#### [Data entries]
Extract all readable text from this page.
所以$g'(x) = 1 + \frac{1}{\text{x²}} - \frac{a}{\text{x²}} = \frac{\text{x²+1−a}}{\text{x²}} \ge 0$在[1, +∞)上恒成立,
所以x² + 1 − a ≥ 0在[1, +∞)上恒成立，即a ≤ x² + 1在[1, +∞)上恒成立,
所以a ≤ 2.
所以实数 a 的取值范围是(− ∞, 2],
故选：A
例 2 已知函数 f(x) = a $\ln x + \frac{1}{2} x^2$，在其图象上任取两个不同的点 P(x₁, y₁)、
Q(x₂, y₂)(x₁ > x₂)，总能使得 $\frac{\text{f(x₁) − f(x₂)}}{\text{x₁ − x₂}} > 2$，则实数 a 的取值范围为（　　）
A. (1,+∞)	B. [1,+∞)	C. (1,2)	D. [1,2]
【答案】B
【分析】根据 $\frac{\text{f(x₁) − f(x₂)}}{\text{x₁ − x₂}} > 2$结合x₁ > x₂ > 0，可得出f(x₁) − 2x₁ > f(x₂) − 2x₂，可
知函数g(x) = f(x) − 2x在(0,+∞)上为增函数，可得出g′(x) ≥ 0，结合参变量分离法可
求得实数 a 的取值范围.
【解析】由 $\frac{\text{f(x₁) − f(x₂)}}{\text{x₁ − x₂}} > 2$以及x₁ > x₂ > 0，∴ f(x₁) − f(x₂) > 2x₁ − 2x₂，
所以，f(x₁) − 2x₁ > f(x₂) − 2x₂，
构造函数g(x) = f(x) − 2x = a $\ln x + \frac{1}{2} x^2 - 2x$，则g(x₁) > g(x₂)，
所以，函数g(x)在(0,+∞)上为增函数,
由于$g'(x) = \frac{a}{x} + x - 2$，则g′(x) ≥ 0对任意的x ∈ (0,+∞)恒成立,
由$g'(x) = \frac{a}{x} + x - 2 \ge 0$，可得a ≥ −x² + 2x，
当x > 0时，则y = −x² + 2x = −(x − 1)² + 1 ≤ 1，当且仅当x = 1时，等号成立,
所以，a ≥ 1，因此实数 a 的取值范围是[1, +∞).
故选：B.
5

#### [What you are asked to do]
Gather up every line from the listing above in which the word "上恒成立" occurs.

#### [Answer for the task]
所以$g'(x) = 1 + \frac{1}{\text{x²}} - \frac{a}{\text{x²}} = \frac{\text{x²+1−a}}{\text{x²}} \ge 0$在[1, +∞)上恒成立,
所以x² + 1 − a ≥ 0在[1, +∞)上恒成立，即a ≤ x² + 1在[1, +∞)上恒成立,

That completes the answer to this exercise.